— Start Given data —
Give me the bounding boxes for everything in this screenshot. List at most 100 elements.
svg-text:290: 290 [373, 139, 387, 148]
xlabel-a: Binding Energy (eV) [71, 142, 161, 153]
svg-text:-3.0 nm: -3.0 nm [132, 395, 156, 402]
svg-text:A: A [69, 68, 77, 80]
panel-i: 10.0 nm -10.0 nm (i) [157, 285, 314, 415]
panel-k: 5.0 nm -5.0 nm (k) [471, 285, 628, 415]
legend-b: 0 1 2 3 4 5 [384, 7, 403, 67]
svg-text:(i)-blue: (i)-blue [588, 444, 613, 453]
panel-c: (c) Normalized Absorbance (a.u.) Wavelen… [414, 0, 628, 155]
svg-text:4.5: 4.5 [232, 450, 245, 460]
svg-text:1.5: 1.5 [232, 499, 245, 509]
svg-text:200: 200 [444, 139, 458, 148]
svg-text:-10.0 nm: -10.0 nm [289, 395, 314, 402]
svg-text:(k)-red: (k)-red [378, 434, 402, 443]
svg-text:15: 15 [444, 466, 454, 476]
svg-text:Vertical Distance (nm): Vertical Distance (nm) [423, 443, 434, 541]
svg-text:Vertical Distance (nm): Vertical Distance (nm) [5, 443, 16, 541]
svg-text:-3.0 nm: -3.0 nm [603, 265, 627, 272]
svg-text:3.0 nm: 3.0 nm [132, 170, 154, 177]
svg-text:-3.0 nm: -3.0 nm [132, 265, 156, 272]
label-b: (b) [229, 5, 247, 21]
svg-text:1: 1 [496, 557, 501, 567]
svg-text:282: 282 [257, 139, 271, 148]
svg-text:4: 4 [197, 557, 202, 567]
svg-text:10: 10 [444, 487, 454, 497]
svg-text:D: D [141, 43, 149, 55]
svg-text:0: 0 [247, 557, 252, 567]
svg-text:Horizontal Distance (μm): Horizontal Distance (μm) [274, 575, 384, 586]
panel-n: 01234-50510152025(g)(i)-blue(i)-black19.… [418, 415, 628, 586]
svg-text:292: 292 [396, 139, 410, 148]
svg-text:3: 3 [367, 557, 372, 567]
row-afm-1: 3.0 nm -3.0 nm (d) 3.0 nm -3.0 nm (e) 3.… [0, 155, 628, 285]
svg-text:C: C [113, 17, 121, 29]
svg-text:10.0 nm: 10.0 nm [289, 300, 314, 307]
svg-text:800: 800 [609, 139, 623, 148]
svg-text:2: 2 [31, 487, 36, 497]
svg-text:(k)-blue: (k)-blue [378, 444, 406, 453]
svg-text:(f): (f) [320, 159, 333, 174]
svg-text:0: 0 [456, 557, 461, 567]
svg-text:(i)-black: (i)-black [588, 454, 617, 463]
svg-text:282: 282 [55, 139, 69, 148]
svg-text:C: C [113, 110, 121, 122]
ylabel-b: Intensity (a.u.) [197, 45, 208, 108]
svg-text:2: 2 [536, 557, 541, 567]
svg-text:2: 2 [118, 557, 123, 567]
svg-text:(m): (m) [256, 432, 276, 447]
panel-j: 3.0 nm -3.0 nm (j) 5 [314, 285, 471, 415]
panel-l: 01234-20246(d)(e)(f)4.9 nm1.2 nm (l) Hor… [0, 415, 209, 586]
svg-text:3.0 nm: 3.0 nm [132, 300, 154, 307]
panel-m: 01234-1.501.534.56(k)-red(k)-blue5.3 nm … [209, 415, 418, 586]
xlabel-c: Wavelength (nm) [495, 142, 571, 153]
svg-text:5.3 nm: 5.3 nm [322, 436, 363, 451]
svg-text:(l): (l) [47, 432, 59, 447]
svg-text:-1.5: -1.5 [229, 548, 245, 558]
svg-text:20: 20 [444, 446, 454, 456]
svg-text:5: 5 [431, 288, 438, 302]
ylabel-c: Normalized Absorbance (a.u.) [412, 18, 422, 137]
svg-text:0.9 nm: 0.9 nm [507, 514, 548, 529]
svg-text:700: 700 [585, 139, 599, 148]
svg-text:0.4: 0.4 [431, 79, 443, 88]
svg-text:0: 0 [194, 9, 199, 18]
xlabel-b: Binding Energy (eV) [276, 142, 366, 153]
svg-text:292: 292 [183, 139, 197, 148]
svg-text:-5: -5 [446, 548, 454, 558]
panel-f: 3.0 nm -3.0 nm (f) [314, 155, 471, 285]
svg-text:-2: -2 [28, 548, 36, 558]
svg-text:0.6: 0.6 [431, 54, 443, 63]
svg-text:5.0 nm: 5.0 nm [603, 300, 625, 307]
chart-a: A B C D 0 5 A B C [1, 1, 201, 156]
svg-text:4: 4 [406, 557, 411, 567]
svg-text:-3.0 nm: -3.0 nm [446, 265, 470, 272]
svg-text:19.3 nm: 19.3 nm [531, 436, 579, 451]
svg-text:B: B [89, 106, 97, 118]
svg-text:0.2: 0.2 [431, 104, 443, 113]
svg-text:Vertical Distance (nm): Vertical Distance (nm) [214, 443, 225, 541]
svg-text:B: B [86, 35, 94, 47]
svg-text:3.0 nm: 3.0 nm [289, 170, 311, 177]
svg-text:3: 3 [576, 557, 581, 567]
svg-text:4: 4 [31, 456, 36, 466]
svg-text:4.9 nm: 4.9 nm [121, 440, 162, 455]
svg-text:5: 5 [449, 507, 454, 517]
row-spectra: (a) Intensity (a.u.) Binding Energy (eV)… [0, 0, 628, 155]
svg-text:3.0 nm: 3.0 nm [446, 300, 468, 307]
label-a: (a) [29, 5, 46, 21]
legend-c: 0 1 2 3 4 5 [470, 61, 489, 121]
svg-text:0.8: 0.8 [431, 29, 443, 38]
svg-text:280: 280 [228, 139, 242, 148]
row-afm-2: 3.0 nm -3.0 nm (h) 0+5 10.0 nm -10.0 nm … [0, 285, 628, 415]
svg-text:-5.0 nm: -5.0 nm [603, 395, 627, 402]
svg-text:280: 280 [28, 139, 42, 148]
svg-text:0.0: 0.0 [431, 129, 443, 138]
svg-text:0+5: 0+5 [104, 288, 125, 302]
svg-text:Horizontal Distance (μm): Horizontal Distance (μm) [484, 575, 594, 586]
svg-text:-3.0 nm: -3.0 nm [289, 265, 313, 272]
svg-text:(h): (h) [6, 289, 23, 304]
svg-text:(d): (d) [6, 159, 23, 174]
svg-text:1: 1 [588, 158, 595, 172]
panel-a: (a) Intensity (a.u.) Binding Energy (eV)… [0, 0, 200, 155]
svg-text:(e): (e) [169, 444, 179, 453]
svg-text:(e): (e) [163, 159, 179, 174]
— End Given data —
§ **What is required**: Copy every line of the data above without changing anything.

§ **Final result**:
Give me the bounding boxes for everything in this screenshot. List at most 100 elements.
svg-text:290: 290 [373, 139, 387, 148]
xlabel-a: Binding Energy (eV) [71, 142, 161, 153]
svg-text:-3.0 nm: -3.0 nm [132, 395, 156, 402]
svg-text:A: A [69, 68, 77, 80]
panel-i: 10.0 nm -10.0 nm (i) [157, 285, 314, 415]
panel-k: 5.0 nm -5.0 nm (k) [471, 285, 628, 415]
legend-b: 0 1 2 3 4 5 [384, 7, 403, 67]
svg-text:(i)-blue: (i)-blue [588, 444, 613, 453]
panel-c: (c) Normalized Absorbance (a.u.) Wavelen… [414, 0, 628, 155]
svg-text:4.5: 4.5 [232, 450, 245, 460]
svg-text:1.5: 1.5 [232, 499, 245, 509]
svg-text:200: 200 [444, 139, 458, 148]
svg-text:-10.0 nm: -10.0 nm [289, 395, 314, 402]
svg-text:(k)-red: (k)-red [378, 434, 402, 443]
svg-text:15: 15 [444, 466, 454, 476]
svg-text:Vertical Distance (nm): Vertical Distance (nm) [423, 443, 434, 541]
svg-text:Vertical Distance (nm): Vertical Distance (nm) [5, 443, 16, 541]
svg-text:-3.0 nm: -3.0 nm [603, 265, 627, 272]
svg-text:3.0 nm: 3.0 nm [132, 170, 154, 177]
svg-text:-3.0 nm: -3.0 nm [132, 265, 156, 272]
label-b: (b) [229, 5, 247, 21]
svg-text:1: 1 [496, 557, 501, 567]
svg-text:282: 282 [257, 139, 271, 148]
svg-text:4: 4 [197, 557, 202, 567]
svg-text:10: 10 [444, 487, 454, 497]
svg-text:D: D [141, 43, 149, 55]
svg-text:0: 0 [247, 557, 252, 567]
svg-text:Horizontal Distance (μm): Horizontal Distance (μm) [274, 575, 384, 586]
panel-n: 01234-50510152025(g)(i)-blue(i)-black19.… [418, 415, 628, 586]
svg-text:292: 292 [396, 139, 410, 148]
svg-text:3: 3 [367, 557, 372, 567]
row-afm-1: 3.0 nm -3.0 nm (d) 3.0 nm -3.0 nm (e) 3.… [0, 155, 628, 285]
svg-text:C: C [113, 17, 121, 29]
svg-text:10.0 nm: 10.0 nm [289, 300, 314, 307]
svg-text:800: 800 [609, 139, 623, 148]
svg-text:2: 2 [31, 487, 36, 497]
svg-text:(k)-blue: (k)-blue [378, 444, 406, 453]
svg-text:(f): (f) [320, 159, 333, 174]
svg-text:0: 0 [456, 557, 461, 567]
svg-text:(i)-black: (i)-black [588, 454, 617, 463]
svg-text:282: 282 [55, 139, 69, 148]
svg-text:C: C [113, 110, 121, 122]
ylabel-b: Intensity (a.u.) [197, 45, 208, 108]
svg-text:2: 2 [536, 557, 541, 567]
svg-text:2: 2 [118, 557, 123, 567]
svg-text:(m): (m) [256, 432, 276, 447]
panel-j: 3.0 nm -3.0 nm (j) 5 [314, 285, 471, 415]
panel-l: 01234-20246(d)(e)(f)4.9 nm1.2 nm (l) Hor… [0, 415, 209, 586]
svg-text:3.0 nm: 3.0 nm [132, 300, 154, 307]
panel-m: 01234-1.501.534.56(k)-red(k)-blue5.3 nm … [209, 415, 418, 586]
xlabel-c: Wavelength (nm) [495, 142, 571, 153]
svg-text:5.3 nm: 5.3 nm [322, 436, 363, 451]
svg-text:(l): (l) [47, 432, 59, 447]
svg-text:-1.5: -1.5 [229, 548, 245, 558]
svg-text:20: 20 [444, 446, 454, 456]
svg-text:5: 5 [431, 288, 438, 302]
ylabel-c: Normalized Absorbance (a.u.) [412, 18, 422, 137]
svg-text:0.9 nm: 0.9 nm [507, 514, 548, 529]
svg-text:700: 700 [585, 139, 599, 148]
svg-text:0.4: 0.4 [431, 79, 443, 88]
svg-text:0: 0 [194, 9, 199, 18]
xlabel-b: Binding Energy (eV) [276, 142, 366, 153]
svg-text:292: 292 [183, 139, 197, 148]
svg-text:-5: -5 [446, 548, 454, 558]
panel-f: 3.0 nm -3.0 nm (f) [314, 155, 471, 285]
svg-text:-2: -2 [28, 548, 36, 558]
svg-text:0.6: 0.6 [431, 54, 443, 63]
svg-text:5.0 nm: 5.0 nm [603, 300, 625, 307]
chart-a: A B C D 0 5 A B C [1, 1, 201, 156]
svg-text:4: 4 [406, 557, 411, 567]
svg-text:-3.0 nm: -3.0 nm [446, 265, 470, 272]
svg-text:19.3 nm: 19.3 nm [531, 436, 579, 451]
svg-text:B: B [89, 106, 97, 118]
svg-text:0.2: 0.2 [431, 104, 443, 113]
svg-text:Vertical Distance (nm): Vertical Distance (nm) [214, 443, 225, 541]
svg-text:B: B [86, 35, 94, 47]
svg-text:3.0 nm: 3.0 nm [289, 170, 311, 177]
svg-text:3: 3 [576, 557, 581, 567]
svg-text:4: 4 [31, 456, 36, 466]
svg-text:4.9 nm: 4.9 nm [121, 440, 162, 455]
svg-text:5: 5 [449, 507, 454, 517]
row-spectra: (a) Intensity (a.u.) Binding Energy (eV)… [0, 0, 628, 155]
svg-text:3.0 nm: 3.0 nm [446, 300, 468, 307]
label-a: (a) [29, 5, 46, 21]
legend-c: 0 1 2 3 4 5 [470, 61, 489, 121]
svg-text:0.8: 0.8 [431, 29, 443, 38]
svg-text:280: 280 [228, 139, 242, 148]
row-afm-2: 3.0 nm -3.0 nm (h) 0+5 10.0 nm -10.0 nm … [0, 285, 628, 415]
svg-text:-5.0 nm: -5.0 nm [603, 395, 627, 402]
svg-text:280: 280 [28, 139, 42, 148]
svg-text:0.0: 0.0 [431, 129, 443, 138]
svg-text:0+5: 0+5 [104, 288, 125, 302]
svg-text:Horizontal Distance (μm): Horizontal Distance (μm) [484, 575, 594, 586]
svg-text:-3.0 nm: -3.0 nm [289, 265, 313, 272]
svg-text:(h): (h) [6, 289, 23, 304]
svg-text:(d): (d) [6, 159, 23, 174]
svg-text:1: 1 [588, 158, 595, 172]
panel-a: (a) Intensity (a.u.) Binding Energy (eV)… [0, 0, 200, 155]
svg-text:(e): (e) [169, 444, 179, 453]
svg-text:(e): (e) [163, 159, 179, 174]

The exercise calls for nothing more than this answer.